» Problem a
In the records below, reproduce word for word the lines starting with the line with "output each element" and going on through the line with "author-name-row[interactable]: Blaire White".

» Document excerpt

Independent experts probing Switzerland's wartime past this week published reports detailing the country's support of the Nazi war machine during the Second World War. Though the reports were generally well received by the Swiss press, analysts suggested that the public had found little of interest in the latest findings.This content was published on September 1, 2001 - 11:26
The eight studies, published in Bern on Thursday, show how economic, financial and trade agreements struck with Germany and Italy in 1934 and 1935 helped the Axis powers to fund their war efforts. The studies also reveal that Swiss industry cooperated with the Nazi regime, particularly through its subsidiaries in Germany.
They are the first instalment of a final report by the ICE, set up by the Swiss government nearly five years ago at the height of the debate over Holocaust-era assets in Swiss banks.
Hans-Ulrich Jost, a historian at the University of Lausanne who has studied Switzerland's role during the Second World War, said he thought lack of interest among the Swiss into the issues could be explained by the fact that the country is not ready to come to terms with its wartime role.
"One of the reactions I've seen...is simply to refuse the results and instead go back to the traditional interpretation of Swiss neutrality and Swiss history during that period," Jost said in an interview with swissinfo.

» Record set
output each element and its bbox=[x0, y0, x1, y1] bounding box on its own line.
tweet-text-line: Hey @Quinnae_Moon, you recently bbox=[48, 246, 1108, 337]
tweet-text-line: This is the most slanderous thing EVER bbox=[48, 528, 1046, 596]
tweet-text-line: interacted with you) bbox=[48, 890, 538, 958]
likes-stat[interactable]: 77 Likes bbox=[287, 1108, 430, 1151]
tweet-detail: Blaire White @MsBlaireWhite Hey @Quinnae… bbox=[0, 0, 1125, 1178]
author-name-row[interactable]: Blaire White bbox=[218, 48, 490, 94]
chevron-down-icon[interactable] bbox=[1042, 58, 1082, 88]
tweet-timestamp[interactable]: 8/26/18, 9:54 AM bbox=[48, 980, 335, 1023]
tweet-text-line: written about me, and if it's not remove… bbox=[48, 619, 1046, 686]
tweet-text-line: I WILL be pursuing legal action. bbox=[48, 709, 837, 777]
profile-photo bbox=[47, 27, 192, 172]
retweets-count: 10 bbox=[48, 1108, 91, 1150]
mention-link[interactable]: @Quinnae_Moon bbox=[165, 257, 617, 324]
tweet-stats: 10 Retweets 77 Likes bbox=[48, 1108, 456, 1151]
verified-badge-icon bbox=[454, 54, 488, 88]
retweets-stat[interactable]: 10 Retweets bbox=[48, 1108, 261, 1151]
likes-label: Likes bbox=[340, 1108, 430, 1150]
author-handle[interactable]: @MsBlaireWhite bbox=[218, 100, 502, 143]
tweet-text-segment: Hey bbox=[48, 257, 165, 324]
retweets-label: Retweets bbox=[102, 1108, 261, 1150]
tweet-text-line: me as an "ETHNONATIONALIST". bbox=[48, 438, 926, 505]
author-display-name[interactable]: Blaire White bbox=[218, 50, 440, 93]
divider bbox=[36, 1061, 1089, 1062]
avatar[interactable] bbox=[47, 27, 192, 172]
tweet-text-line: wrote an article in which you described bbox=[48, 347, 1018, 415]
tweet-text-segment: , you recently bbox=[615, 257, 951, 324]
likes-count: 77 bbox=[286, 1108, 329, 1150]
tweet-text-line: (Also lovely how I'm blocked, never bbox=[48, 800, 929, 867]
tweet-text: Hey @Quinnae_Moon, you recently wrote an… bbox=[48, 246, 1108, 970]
...
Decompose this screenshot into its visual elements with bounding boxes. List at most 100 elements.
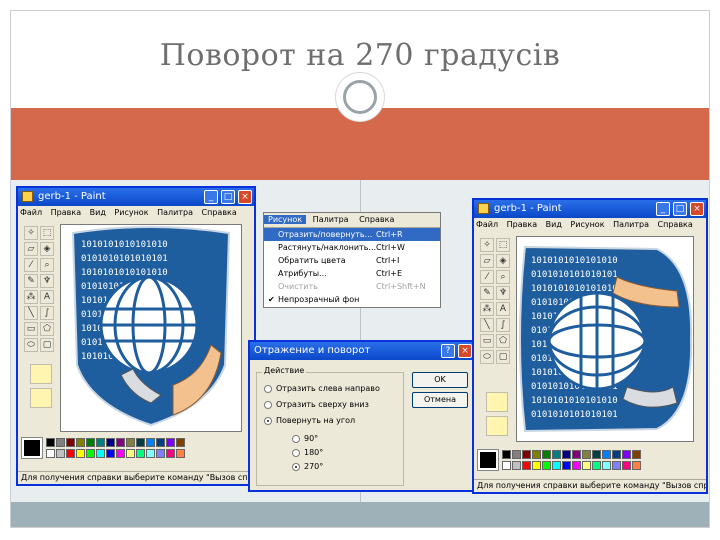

» Problem b
From the article on Switzerland's wartime past, set down the passage starting with "They are the" and going on through "interview with swissinfo.", with every word unchanged.

» Result a
output each element and its bbox=[x0, y0, x1, y1] bounding box on its own line.
tweet-text-line: Hey @Quinnae_Moon, you recently bbox=[48, 246, 1108, 337]
tweet-text-line: This is the most slanderous thing EVER bbox=[48, 528, 1046, 596]
tweet-text-line: interacted with you) bbox=[48, 890, 538, 958]
likes-stat[interactable]: 77 Likes bbox=[287, 1108, 430, 1151]
tweet-detail: Blaire White @MsBlaireWhite Hey @Quinnae… bbox=[0, 0, 1125, 1178]
author-name-row[interactable]: Blaire White bbox=[218, 48, 490, 94]

» Result b
They are the first instalment of a final report by the ICE, set up by the Swiss government nearly five years ago at the height of the debate over Holocaust-era assets in Swiss banks.
Hans-Ulrich Jost, a historian at the University of Lausanne who has studied Switzerland's role during the Second World War, said he thought lack of interest among the Swiss into the issues could be explained by the fact that the country is not ready to come to terms with its wartime role.
"One of the reactions I've seen...is simply to refuse the results and instead go back to the traditional interpretation of Swiss neutrality and Swiss history during that period," Jost said in an interview with swissinfo.